Every record must be repeated exactly, with no omission.

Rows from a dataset
------------------------
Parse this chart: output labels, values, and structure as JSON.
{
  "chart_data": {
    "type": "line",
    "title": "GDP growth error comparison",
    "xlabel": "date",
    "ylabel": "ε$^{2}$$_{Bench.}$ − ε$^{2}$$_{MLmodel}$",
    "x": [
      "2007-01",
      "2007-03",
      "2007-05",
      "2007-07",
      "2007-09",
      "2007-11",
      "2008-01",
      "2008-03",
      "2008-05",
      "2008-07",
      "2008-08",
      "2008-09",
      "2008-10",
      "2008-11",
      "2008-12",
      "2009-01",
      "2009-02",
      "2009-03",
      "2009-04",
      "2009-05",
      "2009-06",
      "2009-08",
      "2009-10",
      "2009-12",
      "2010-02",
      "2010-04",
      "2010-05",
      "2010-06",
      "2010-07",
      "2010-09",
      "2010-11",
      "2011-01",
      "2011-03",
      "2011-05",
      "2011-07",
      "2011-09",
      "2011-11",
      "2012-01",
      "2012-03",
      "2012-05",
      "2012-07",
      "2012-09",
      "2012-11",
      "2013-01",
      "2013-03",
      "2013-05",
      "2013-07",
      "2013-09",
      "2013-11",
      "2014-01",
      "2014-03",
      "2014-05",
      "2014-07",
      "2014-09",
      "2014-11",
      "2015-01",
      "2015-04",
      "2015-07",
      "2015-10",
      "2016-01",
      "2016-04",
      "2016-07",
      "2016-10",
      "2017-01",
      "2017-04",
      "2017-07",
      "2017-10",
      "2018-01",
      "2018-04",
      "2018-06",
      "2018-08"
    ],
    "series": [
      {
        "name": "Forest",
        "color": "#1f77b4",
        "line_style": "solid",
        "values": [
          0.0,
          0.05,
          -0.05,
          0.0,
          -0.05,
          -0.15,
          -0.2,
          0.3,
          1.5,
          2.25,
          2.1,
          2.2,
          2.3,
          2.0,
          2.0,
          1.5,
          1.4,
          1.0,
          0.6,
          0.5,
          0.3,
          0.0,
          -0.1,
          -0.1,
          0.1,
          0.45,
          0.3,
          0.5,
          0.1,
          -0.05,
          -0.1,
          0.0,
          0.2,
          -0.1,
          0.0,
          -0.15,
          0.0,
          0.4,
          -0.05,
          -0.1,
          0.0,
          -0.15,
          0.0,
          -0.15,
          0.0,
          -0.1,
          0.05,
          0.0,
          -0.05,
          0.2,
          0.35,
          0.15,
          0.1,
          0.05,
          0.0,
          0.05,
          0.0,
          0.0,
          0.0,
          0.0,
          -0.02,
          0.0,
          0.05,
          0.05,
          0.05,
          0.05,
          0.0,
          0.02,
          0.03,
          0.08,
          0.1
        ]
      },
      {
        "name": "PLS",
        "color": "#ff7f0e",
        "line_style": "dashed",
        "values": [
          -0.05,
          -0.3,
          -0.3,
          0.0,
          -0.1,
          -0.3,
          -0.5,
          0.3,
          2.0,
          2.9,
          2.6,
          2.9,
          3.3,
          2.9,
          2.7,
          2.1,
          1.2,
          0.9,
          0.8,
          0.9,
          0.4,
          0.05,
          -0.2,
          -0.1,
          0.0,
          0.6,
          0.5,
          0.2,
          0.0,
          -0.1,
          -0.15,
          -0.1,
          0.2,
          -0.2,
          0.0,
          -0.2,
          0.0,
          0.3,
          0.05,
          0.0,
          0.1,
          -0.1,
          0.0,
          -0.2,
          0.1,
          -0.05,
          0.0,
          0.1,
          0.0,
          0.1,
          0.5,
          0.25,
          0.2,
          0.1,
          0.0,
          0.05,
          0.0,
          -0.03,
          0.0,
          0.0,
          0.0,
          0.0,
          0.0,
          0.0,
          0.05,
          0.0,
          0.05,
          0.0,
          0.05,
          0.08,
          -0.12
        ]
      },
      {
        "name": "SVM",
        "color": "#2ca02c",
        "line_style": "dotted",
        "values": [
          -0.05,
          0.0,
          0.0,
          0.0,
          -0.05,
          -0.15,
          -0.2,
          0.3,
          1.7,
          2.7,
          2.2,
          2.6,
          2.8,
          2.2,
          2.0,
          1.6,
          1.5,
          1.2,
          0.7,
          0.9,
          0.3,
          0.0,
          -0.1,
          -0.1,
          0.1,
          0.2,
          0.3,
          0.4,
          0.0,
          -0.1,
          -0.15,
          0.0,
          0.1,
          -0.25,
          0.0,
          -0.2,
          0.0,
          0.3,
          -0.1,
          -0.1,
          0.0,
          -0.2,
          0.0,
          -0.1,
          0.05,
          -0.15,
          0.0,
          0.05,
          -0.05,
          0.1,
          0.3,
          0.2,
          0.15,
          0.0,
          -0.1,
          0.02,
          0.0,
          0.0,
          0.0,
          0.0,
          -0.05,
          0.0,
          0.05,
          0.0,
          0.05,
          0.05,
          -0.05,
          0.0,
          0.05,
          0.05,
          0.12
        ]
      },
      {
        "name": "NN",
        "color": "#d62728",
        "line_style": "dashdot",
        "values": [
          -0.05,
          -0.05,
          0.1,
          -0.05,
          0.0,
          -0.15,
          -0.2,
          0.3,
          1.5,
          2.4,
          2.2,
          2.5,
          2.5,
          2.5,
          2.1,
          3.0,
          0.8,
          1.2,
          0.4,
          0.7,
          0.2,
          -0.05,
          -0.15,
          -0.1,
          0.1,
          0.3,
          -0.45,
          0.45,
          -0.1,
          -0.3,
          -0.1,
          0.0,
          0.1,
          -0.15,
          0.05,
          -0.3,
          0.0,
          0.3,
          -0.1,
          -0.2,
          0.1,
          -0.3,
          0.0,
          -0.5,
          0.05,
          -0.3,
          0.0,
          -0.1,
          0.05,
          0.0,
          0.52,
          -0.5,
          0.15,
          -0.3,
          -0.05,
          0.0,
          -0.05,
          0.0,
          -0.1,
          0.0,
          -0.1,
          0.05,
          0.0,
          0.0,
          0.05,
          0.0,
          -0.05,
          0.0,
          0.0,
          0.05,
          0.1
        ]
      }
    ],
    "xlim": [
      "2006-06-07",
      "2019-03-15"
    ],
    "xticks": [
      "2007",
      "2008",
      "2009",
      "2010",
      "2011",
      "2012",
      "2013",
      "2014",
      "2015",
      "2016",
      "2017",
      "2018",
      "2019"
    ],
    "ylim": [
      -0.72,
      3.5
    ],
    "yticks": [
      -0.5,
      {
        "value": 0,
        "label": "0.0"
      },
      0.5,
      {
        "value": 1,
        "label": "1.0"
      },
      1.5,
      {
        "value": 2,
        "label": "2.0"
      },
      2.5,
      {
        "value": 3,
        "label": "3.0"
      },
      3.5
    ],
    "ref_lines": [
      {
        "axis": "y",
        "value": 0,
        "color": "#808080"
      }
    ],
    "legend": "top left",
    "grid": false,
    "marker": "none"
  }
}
------------------------
• [Solution]
Parse this chart: output labels, values, and structure as JSON.
{
  "chart_data": {
    "type": "line",
    "title": "GDP growth error comparison",
    "xlabel": "date",
    "ylabel": "ε$^{2}$$_{Bench.}$ − ε$^{2}$$_{MLmodel}$",
    "x": [
      "2007-01",
      "2007-03",
      "2007-05",
      "2007-07",
      "2007-09",
      "2007-11",
      "2008-01",
      "2008-03",
      "2008-05",
      "2008-07",
      "2008-08",
      "2008-09",
      "2008-10",
      "2008-11",
      "2008-12",
      "2009-01",
      "2009-02",
      "2009-03",
      "2009-04",
      "2009-05",
      "2009-06",
      "2009-08",
      "2009-10",
      "2009-12",
      "2010-02",
      "2010-04",
      "2010-05",
      "2010-06",
      "2010-07",
      "2010-09",
      "2010-11",
      "2011-01",
      "2011-03",
      "2011-05",
      "2011-07",
      "2011-09",
      "2011-11",
      "2012-01",
      "2012-03",
      "2012-05",
      "2012-07",
      "2012-09",
      "2012-11",
      "2013-01",
      "2013-03",
      "2013-05",
      "2013-07",
      "2013-09",
      "2013-11",
      "2014-01",
      "2014-03",
      "2014-05",
      "2014-07",
      "2014-09",
      "2014-11",
      "2015-01",
      "2015-04",
      "2015-07",
      "2015-10",
      "2016-01",
      "2016-04",
      "2016-07",
      "2016-10",
      "2017-01",
      "2017-04",
      "2017-07",
      "2017-10",
      "2018-01",
      "2018-04",
      "2018-06",
      "2018-08"
    ],
    "series": [
      {
        "name": "Forest",
        "color": "#1f77b4",
        "line_style": "solid",
        "values": [
          0.0,
          0.05,
          -0.05,
          0.0,
          -0.05,
          -0.15,
          -0.2,
          0.3,
          1.5,
          2.25,
          2.1,
          2.2,
          2.3,
          2.0,
          2.0,
          1.5,
          1.4,
          1.0,
          0.6,
          0.5,
          0.3,
          0.0,
          -0.1,
          -0.1,
          0.1,
          0.45,
          0.3,
          0.5,
          0.1,
          -0.05,
          -0.1,
          0.0,
          0.2,
          -0.1,
          0.0,
          -0.15,
          0.0,
          0.4,
          -0.05,
          -0.1,
          0.0,
          -0.15,
          0.0,
          -0.15,
          0.0,
          -0.1,
          0.05,
          0.0,
          -0.05,
          0.2,
          0.35,
          0.15,
          0.1,
          0.05,
          0.0,
          0.05,
          0.0,
          0.0,
          0.0,
          0.0,
          -0.02,
          0.0,
          0.05,
          0.05,
          0.05,
          0.05,
          0.0,
          0.02,
          0.03,
          0.08,
          0.1
        ]
      },
      {
        "name": "PLS",
        "color": "#ff7f0e",
        "line_style": "dashed",
        "values": [
          -0.05,
          -0.3,
          -0.3,
          0.0,
          -0.1,
          -0.3,
          -0.5,
          0.3,
          2.0,
          2.9,
          2.6,
          2.9,
          3.3,
          2.9,
          2.7,
          2.1,
          1.2,
          0.9,
          0.8,
          0.9,
          0.4,
          0.05,
          -0.2,
          -0.1,
          0.0,
          0.6,
          0.5,
          0.2,
          0.0,
          -0.1,
          -0.15,
          -0.1,
          0.2,
          -0.2,
          0.0,
          -0.2,
          0.0,
          0.3,
          0.05,
          0.0,
          0.1,
          -0.1,
          0.0,
          -0.2,
          0.1,
          -0.05,
          0.0,
          0.1,
          0.0,
          0.1,
          0.5,
          0.25,
          0.2,
          0.1,
          0.0,
          0.05,
          0.0,
          -0.03,
          0.0,
          0.0,
          0.0,
          0.0,
          0.0,
          0.0,
          0.05,
          0.0,
          0.05,
          0.0,
          0.05,
          0.08,
          -0.12
        ]
      },
      {
        "name": "SVM",
        "color": "#2ca02c",
        "line_style": "dotted",
        "values": [
          -0.05,
          0.0,
          0.0,
          0.0,
          -0.05,
          -0.15,
          -0.2,
          0.3,
          1.7,
          2.7,
          2.2,
          2.6,
          2.8,
          2.2,
          2.0,
          1.6,
          1.5,
          1.2,
          0.7,
          0.9,
          0.3,
          0.0,
          -0.1,
          -0.1,
          0.1,
          0.2,
          0.3,
          0.4,
          0.0,
          -0.1,
          -0.15,
          0.0,
          0.1,
          -0.25,
          0.0,
          -0.2,
          0.0,
          0.3,
          -0.1,
          -0.1,
          0.0,
          -0.2,
          0.0,
          -0.1,
          0.05,
          -0.15,
          0.0,
          0.05,
          -0.05,
          0.1,
          0.3,
          0.2,
          0.15,
          0.0,
          -0.1,
          0.02,
          0.0,
          0.0,
          0.0,
          0.0,
          -0.05,
          0.0,
          0.05,
          0.0,
          0.05,
          0.05,
          -0.05,
          0.0,
          0.05,
          0.05,
          0.12
        ]
      },
      {
        "name": "NN",
        "color": "#d62728",
        "line_style": "dashdot",
        "values": [
          -0.05,
          -0.05,
          0.1,
          -0.05,
          0.0,
          -0.15,
          -0.2,
          0.3,
          1.5,
          2.4,
          2.2,
          2.5,
          2.5,
          2.5,
          2.1,
          3.0,
          0.8,
          1.2,
          0.4,
          0.7,
          0.2,
          -0.05,
          -0.15,
          -0.1,
          0.1,
          0.3,
          -0.45,
          0.45,
          -0.1,
          -0.3,
          -0.1,
          0.0,
          0.1,
          -0.15,
          0.05,
          -0.3,
          0.0,
          0.3,
          -0.1,
          -0.2,
          0.1,
          -0.3,
          0.0,
          -0.5,
          0.05,
          -0.3,
          0.0,
          -0.1,
          0.05,
          0.0,
          0.52,
          -0.5,
          0.15,
          -0.3,
          -0.05,
          0.0,
          -0.05,
          0.0,
          -0.1,
          0.0,
          -0.1,
          0.05,
          0.0,
          0.0,
          0.05,
          0.0,
          -0.05,
          0.0,
          0.0,
          0.05,
          0.1
        ]
      }
    ],
    "xlim": [
      "2006-06-07",
      "2019-03-15"
    ],
    "xticks": [
      "2007",
      "2008",
      "2009",
      "2010",
      "2011",
      "2012",
      "2013",
      "2014",
      "2015",
      "2016",
      "2017",
      "2018",
      "2019"
    ],
    "ylim": [
      -0.72,
      3.5
    ],
    "yticks": [
      -0.5,
      {
        "value": 0,
        "label": "0.0"
      },
      0.5,
      {
        "value": 1,
        "label": "1.0"
      },
      1.5,
      {
        "value": 2,
        "label": "2.0"
      },
      2.5,
      {
        "value": 3,
        "label": "3.0"
      },
      3.5
    ],
    "ref_lines": [
      {
        "axis": "y",
        "value": 0,
        "color": "#808080"
      }
    ],
    "legend": "top left",
    "grid": false,
    "marker": "none"
  }
}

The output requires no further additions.